◆ Stated goal
Where a line of the material contains the string "mediante", copy that line.

◆ Data in this exercise
────
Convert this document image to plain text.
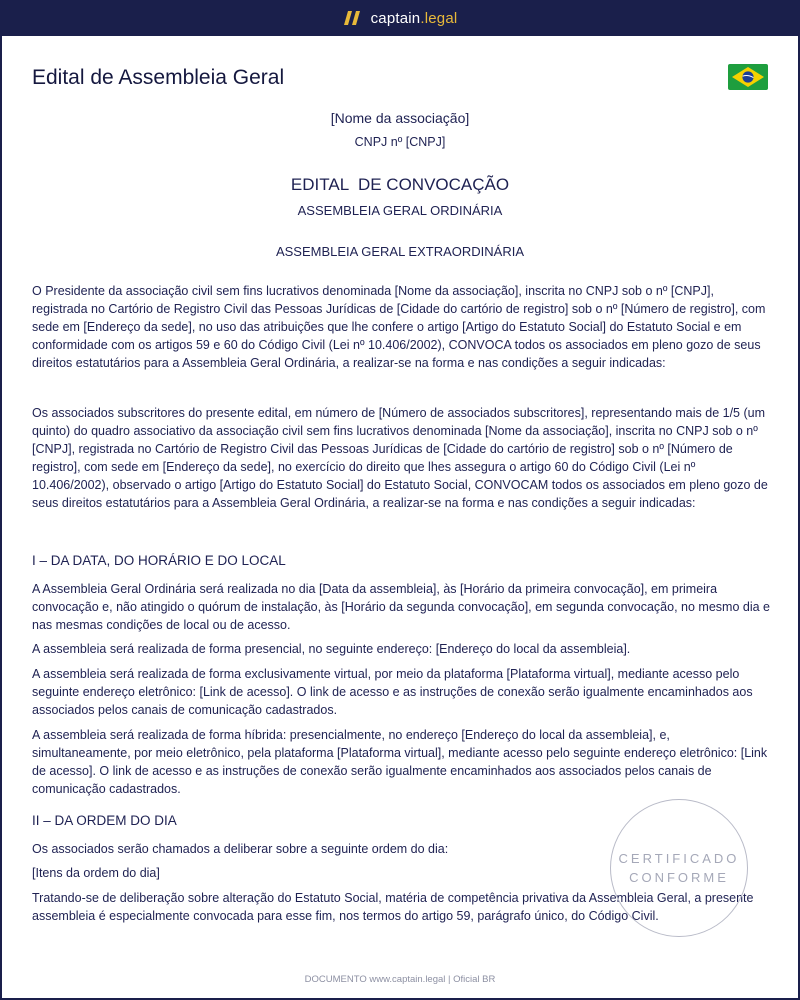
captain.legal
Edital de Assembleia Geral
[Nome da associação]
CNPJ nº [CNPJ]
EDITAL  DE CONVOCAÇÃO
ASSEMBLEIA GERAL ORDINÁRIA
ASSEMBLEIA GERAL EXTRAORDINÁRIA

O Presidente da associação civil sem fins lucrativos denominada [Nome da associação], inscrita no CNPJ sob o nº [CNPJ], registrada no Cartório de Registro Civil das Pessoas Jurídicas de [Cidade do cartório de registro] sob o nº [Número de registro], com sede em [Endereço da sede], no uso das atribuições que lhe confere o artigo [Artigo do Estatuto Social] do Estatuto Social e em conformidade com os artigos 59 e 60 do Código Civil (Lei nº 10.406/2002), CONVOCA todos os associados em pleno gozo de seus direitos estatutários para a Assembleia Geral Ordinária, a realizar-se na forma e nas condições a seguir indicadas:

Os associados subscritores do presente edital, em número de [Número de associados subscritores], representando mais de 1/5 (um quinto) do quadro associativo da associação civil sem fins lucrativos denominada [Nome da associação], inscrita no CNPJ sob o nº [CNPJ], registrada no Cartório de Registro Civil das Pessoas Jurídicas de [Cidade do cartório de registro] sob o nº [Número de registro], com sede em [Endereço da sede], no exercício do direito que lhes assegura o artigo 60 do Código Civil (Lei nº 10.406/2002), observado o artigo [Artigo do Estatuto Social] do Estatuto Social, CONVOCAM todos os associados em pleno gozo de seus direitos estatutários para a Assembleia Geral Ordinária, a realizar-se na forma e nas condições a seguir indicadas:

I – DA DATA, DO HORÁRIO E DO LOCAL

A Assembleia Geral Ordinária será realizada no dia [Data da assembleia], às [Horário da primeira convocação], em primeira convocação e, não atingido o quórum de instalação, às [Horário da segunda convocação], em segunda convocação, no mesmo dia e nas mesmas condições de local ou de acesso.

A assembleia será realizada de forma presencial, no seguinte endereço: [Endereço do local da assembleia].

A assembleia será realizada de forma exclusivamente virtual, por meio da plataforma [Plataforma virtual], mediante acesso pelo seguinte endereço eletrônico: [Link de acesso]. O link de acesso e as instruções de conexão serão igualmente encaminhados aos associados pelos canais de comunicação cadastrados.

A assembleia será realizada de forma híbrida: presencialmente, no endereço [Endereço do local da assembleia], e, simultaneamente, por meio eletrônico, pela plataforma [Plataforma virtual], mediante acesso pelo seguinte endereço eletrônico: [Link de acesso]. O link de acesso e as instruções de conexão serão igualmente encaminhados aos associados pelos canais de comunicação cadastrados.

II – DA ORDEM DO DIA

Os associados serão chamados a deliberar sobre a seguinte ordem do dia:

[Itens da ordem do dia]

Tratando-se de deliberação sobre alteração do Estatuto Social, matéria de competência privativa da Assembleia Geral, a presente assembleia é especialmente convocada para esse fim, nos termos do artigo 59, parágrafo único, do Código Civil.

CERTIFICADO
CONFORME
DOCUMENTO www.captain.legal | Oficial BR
────
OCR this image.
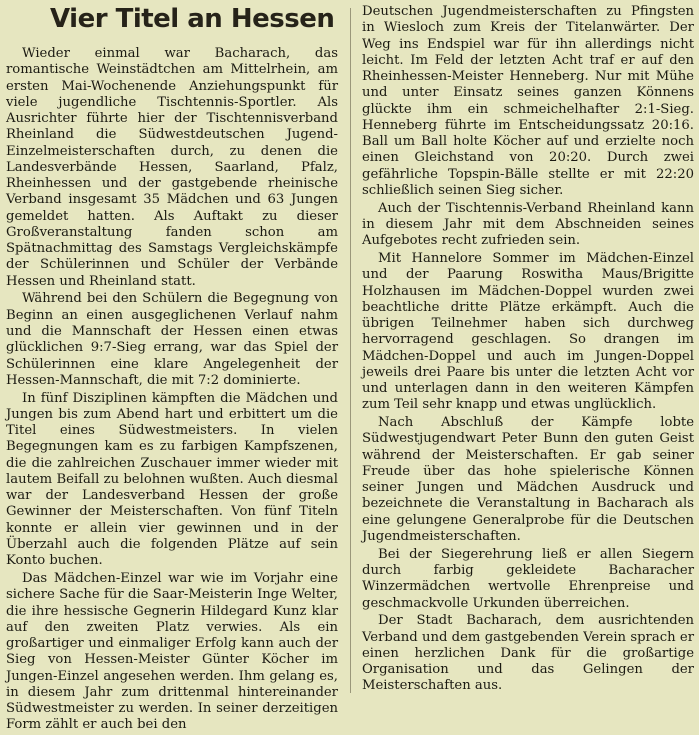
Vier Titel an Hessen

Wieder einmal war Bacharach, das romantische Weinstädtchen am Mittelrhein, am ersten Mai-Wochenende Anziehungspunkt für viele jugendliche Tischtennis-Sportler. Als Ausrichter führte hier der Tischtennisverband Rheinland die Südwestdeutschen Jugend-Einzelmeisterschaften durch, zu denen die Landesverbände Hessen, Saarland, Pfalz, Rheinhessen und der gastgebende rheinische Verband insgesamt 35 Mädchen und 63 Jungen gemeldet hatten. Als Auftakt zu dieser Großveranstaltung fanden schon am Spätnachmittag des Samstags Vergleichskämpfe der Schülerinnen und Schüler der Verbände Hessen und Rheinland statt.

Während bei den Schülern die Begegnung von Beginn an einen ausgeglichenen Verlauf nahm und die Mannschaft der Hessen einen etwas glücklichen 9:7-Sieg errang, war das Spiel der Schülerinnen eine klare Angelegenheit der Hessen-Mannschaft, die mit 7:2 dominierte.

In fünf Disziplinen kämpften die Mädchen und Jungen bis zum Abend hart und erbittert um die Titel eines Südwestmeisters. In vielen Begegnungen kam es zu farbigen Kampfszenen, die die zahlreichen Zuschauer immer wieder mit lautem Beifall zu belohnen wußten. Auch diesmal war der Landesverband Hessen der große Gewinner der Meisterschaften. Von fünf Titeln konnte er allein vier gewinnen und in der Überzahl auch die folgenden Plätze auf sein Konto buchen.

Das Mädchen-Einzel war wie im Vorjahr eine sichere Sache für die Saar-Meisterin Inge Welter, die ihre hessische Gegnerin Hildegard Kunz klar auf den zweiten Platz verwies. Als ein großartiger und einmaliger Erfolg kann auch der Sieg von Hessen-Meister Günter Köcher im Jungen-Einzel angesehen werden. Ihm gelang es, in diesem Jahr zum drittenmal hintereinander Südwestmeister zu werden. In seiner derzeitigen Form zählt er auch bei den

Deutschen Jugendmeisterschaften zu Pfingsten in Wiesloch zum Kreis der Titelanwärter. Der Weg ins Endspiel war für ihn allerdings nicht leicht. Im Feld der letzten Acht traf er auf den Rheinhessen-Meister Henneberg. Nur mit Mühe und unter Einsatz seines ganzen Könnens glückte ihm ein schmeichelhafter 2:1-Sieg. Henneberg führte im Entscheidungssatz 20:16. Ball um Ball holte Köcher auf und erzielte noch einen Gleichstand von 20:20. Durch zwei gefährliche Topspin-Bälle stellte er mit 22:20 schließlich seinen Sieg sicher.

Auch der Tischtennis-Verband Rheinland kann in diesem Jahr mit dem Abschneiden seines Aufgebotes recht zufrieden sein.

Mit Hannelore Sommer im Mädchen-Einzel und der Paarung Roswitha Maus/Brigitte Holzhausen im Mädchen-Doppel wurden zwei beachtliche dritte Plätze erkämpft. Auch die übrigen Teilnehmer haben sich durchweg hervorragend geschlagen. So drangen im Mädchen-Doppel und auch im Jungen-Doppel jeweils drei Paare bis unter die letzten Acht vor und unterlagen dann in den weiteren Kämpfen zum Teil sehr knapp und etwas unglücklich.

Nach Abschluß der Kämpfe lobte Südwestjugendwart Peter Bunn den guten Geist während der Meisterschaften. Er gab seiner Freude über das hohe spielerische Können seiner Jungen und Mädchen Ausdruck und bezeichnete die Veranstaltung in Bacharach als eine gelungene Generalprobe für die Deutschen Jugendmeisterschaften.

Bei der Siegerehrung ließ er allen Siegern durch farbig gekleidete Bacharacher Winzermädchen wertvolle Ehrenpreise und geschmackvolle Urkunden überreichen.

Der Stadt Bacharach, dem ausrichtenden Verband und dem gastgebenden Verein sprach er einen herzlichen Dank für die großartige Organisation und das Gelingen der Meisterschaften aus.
────
◆ Expected output
A assembleia será realizada de forma exclusivamente virtual, por meio da plataforma [Plataforma virtual], mediante acesso pelo seguinte endereço eletrônico: [Link de acesso]. O link de acesso e as instruções de conexão serão igualmente encaminhados aos associados pelos canais de comunicação cadastrados.
A assembleia será realizada de forma híbrida: presencialmente, no endereço [Endereço do local da assembleia], e, simultaneamente, por meio eletrônico, pela plataforma [Plataforma virtual], mediante acesso pelo seguinte endereço eletrônico: [Link de acesso]. O link de acesso e as instruções de conexão serão igualmente encaminhados aos associados pelos canais de comunicação cadastrados.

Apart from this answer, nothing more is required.